REQUISITOS DA TAREFA - Reescreva os dados desde o início até a linha que contém "Point xyxy=(111,506,134,520)", incluindo essa linha. Substitua "FancyBboxPatch" por "Caixa" e mantenha todo o resto sem alteração.

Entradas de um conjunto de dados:

*****

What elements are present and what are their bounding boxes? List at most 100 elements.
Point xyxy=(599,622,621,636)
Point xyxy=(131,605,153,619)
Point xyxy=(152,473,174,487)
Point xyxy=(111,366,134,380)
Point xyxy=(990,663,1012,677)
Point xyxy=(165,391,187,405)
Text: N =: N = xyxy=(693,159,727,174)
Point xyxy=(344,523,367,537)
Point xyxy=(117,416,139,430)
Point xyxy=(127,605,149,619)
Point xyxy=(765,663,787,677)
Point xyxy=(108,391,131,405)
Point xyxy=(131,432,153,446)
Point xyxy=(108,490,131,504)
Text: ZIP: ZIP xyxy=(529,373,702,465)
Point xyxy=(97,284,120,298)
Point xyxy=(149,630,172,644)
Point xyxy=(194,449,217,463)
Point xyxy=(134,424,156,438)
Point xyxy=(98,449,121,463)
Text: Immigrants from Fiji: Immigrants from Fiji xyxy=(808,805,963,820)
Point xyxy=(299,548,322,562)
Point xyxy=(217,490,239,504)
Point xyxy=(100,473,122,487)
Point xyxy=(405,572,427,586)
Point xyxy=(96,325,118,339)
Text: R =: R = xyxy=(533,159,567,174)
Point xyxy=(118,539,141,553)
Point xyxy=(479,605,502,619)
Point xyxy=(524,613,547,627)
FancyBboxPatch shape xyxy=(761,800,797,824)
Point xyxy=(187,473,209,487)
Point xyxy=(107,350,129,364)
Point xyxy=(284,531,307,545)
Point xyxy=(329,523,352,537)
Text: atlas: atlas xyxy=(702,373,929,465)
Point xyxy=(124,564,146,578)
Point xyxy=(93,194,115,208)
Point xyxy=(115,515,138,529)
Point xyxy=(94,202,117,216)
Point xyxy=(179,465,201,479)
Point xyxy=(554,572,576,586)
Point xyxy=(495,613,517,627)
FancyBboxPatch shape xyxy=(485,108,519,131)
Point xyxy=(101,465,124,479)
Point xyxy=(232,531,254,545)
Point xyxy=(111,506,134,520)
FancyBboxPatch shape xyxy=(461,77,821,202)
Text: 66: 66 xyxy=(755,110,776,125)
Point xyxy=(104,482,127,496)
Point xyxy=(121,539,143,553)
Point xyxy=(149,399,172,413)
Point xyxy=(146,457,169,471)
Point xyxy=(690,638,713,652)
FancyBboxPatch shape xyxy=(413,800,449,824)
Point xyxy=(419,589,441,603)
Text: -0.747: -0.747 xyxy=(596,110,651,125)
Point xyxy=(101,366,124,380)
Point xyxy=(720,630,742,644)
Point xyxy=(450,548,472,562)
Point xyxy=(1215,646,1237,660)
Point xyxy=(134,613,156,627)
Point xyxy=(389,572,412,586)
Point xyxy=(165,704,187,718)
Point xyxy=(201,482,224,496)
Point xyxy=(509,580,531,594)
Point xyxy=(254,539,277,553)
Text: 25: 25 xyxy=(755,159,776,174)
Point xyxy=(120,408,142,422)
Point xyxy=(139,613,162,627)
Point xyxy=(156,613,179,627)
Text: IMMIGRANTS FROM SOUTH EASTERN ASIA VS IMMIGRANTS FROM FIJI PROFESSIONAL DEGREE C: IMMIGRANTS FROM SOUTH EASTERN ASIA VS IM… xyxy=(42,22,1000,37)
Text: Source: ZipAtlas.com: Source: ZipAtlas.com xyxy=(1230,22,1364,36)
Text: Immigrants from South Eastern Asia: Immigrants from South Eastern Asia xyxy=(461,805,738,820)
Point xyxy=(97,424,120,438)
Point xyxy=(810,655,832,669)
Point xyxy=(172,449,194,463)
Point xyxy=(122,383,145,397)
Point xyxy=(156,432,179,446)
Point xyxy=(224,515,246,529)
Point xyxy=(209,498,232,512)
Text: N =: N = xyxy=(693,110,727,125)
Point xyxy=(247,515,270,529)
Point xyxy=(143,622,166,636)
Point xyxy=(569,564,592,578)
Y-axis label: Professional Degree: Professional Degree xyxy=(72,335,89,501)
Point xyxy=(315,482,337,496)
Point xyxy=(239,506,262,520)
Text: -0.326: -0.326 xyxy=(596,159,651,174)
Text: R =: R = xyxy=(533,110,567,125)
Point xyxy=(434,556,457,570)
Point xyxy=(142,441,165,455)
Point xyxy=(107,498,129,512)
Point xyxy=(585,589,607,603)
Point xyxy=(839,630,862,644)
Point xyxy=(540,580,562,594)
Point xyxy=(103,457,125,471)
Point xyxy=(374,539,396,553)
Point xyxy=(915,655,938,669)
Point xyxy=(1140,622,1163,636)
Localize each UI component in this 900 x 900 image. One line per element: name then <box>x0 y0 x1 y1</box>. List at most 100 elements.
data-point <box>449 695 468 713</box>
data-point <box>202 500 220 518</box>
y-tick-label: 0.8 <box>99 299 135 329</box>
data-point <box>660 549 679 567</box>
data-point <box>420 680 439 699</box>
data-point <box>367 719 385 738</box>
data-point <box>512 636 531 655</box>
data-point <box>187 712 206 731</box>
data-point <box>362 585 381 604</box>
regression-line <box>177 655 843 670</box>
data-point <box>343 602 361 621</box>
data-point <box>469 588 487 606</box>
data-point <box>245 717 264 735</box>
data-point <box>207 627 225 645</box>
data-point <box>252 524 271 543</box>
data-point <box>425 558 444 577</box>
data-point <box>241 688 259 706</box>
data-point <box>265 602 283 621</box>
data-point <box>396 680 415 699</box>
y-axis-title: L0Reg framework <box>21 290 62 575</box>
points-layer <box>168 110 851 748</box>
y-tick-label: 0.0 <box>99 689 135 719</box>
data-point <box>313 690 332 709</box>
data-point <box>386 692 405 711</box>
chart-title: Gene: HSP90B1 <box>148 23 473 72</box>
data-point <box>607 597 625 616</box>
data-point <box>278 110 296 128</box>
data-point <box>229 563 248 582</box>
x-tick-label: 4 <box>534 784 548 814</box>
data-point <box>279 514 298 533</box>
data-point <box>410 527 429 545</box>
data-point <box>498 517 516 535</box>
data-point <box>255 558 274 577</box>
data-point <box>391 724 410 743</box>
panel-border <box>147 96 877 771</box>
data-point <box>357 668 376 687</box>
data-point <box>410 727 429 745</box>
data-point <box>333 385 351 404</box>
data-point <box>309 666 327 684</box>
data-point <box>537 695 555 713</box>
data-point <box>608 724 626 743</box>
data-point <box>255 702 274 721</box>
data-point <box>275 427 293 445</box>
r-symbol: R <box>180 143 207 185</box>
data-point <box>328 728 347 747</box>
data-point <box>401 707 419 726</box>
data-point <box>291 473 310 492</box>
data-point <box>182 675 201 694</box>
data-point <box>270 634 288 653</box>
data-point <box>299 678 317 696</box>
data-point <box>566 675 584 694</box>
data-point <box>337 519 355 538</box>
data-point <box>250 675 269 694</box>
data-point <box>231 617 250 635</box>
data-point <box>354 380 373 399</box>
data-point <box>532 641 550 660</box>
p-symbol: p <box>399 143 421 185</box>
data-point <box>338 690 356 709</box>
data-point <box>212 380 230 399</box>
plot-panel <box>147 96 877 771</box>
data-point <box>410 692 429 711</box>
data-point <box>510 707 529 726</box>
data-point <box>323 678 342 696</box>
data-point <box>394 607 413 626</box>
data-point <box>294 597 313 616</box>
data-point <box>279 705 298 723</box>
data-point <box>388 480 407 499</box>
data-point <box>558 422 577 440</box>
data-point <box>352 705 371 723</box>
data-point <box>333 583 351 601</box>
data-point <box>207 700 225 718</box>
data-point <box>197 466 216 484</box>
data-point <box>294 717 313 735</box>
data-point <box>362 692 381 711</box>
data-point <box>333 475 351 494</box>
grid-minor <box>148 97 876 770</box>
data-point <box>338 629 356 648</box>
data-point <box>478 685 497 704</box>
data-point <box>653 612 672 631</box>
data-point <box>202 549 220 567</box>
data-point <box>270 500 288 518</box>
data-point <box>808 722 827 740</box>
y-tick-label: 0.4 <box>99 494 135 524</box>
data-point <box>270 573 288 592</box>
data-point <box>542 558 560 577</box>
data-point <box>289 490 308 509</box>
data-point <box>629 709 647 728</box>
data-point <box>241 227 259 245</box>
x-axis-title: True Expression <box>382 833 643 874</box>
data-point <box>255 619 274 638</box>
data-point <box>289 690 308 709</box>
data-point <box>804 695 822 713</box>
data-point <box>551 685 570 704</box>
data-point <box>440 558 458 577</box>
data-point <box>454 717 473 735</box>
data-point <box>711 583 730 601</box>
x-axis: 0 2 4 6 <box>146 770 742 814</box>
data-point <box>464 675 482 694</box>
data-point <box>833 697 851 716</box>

*****

RESPOSTA DA TAREFA -
What elements are present and what are their bounding boxes? List at most 100 elements.
Point xyxy=(599,622,621,636)
Point xyxy=(131,605,153,619)
Point xyxy=(152,473,174,487)
Point xyxy=(111,366,134,380)
Point xyxy=(990,663,1012,677)
Point xyxy=(165,391,187,405)
Text: N =: N = xyxy=(693,159,727,174)
Point xyxy=(344,523,367,537)
Point xyxy=(117,416,139,430)
Point xyxy=(127,605,149,619)
Point xyxy=(765,663,787,677)
Point xyxy=(108,391,131,405)
Point xyxy=(131,432,153,446)
Point xyxy=(108,490,131,504)
Text: ZIP: ZIP xyxy=(529,373,702,465)
Point xyxy=(97,284,120,298)
Point xyxy=(149,630,172,644)
Point xyxy=(194,449,217,463)
Point xyxy=(134,424,156,438)
Point xyxy=(98,449,121,463)
Text: Immigrants from Fiji: Immigrants from Fiji xyxy=(808,805,963,820)
Point xyxy=(299,548,322,562)
Point xyxy=(217,490,239,504)
Point xyxy=(100,473,122,487)
Point xyxy=(405,572,427,586)
Point xyxy=(96,325,118,339)
Text: R =: R = xyxy=(533,159,567,174)
Point xyxy=(118,539,141,553)
Point xyxy=(479,605,502,619)
Point xyxy=(524,613,547,627)
Caixa shape xyxy=(761,800,797,824)
Point xyxy=(187,473,209,487)
Point xyxy=(107,350,129,364)
Point xyxy=(284,531,307,545)
Point xyxy=(329,523,352,537)
Text: atlas: atlas xyxy=(702,373,929,465)
Point xyxy=(124,564,146,578)
Point xyxy=(93,194,115,208)
Point xyxy=(115,515,138,529)
Point xyxy=(94,202,117,216)
Point xyxy=(179,465,201,479)
Point xyxy=(554,572,576,586)
Point xyxy=(495,613,517,627)
Caixa shape xyxy=(485,108,519,131)
Point xyxy=(101,465,124,479)
Point xyxy=(232,531,254,545)
Point xyxy=(111,506,134,520)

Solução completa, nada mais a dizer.